• **Material**
^^^^
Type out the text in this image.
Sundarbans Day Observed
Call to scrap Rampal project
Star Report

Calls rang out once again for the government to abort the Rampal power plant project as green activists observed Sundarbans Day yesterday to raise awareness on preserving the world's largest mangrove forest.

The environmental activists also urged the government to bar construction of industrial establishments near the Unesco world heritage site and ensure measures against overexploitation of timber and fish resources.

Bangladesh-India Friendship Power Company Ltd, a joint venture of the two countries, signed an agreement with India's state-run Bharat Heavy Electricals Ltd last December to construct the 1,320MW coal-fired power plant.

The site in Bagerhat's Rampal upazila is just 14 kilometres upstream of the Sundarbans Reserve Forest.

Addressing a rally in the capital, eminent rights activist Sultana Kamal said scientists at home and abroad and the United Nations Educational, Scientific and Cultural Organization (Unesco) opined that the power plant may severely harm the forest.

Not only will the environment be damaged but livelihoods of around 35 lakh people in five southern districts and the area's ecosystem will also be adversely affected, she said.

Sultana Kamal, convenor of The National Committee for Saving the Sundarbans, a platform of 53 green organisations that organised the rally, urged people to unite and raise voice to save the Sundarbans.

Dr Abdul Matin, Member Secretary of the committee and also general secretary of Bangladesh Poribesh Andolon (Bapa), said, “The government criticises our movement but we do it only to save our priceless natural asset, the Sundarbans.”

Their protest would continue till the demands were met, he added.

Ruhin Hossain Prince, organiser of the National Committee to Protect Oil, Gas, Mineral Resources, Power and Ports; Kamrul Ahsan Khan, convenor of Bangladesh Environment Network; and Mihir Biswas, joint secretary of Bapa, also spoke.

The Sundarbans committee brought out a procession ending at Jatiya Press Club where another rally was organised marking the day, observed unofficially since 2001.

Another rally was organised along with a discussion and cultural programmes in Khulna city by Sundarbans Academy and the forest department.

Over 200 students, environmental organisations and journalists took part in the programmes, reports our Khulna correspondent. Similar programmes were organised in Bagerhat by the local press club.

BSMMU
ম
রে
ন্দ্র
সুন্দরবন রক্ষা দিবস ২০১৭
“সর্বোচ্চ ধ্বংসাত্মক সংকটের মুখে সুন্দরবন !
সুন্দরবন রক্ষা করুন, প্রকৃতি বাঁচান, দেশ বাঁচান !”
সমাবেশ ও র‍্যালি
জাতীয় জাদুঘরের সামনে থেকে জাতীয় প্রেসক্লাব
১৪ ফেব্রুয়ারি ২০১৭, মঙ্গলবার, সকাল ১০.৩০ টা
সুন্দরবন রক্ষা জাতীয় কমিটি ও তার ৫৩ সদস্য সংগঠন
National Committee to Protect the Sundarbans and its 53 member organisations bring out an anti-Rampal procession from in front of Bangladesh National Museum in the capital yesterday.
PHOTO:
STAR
^^^^
Emit the full listing verbatim.

• **Solution**
Type out the text in this image.
Sundarbans Day Observed
Call to scrap Rampal project
Star Report

Calls rang out once again for the government to abort the Rampal power plant project as green activists observed Sundarbans Day yesterday to raise awareness on preserving the world's largest mangrove forest.

The environmental activists also urged the government to bar construction of industrial establishments near the Unesco world heritage site and ensure measures against overexploitation of timber and fish resources.

Bangladesh-India Friendship Power Company Ltd, a joint venture of the two countries, signed an agreement with India's state-run Bharat Heavy Electricals Ltd last December to construct the 1,320MW coal-fired power plant.

The site in Bagerhat's Rampal upazila is just 14 kilometres upstream of the Sundarbans Reserve Forest.

Addressing a rally in the capital, eminent rights activist Sultana Kamal said scientists at home and abroad and the United Nations Educational, Scientific and Cultural Organization (Unesco) opined that the power plant may severely harm the forest.

Not only will the environment be damaged but livelihoods of around 35 lakh people in five southern districts and the area's ecosystem will also be adversely affected, she said.

Sultana Kamal, convenor of The National Committee for Saving the Sundarbans, a platform of 53 green organisations that organised the rally, urged people to unite and raise voice to save the Sundarbans.

Dr Abdul Matin, Member Secretary of the committee and also general secretary of Bangladesh Poribesh Andolon (Bapa), said, “The government criticises our movement but we do it only to save our priceless natural asset, the Sundarbans.”

Their protest would continue till the demands were met, he added.

Ruhin Hossain Prince, organiser of the National Committee to Protect Oil, Gas, Mineral Resources, Power and Ports; Kamrul Ahsan Khan, convenor of Bangladesh Environment Network; and Mihir Biswas, joint secretary of Bapa, also spoke.

The Sundarbans committee brought out a procession ending at Jatiya Press Club where another rally was organised marking the day, observed unofficially since 2001.

Another rally was organised along with a discussion and cultural programmes in Khulna city by Sundarbans Academy and the forest department.

Over 200 students, environmental organisations and journalists took part in the programmes, reports our Khulna correspondent. Similar programmes were organised in Bagerhat by the local press club.

BSMMU
ম
রে
ন্দ্র
সুন্দরবন রক্ষা দিবস ২০১৭
“সর্বোচ্চ ধ্বংসাত্মক সংকটের মুখে সুন্দরবন !
সুন্দরবন রক্ষা করুন, প্রকৃতি বাঁচান, দেশ বাঁচান !”
সমাবেশ ও র‍্যালি
জাতীয় জাদুঘরের সামনে থেকে জাতীয় প্রেসক্লাব
১৪ ফেব্রুয়ারি ২০১৭, মঙ্গলবার, সকাল ১০.৩০ টা
সুন্দরবন রক্ষা জাতীয় কমিটি ও তার ৫৩ সদস্য সংগঠন
National Committee to Protect the Sundarbans and its 53 member organisations bring out an anti-Rampal procession from in front of Bangladesh National Museum in the capital yesterday.
PHOTO:
STAR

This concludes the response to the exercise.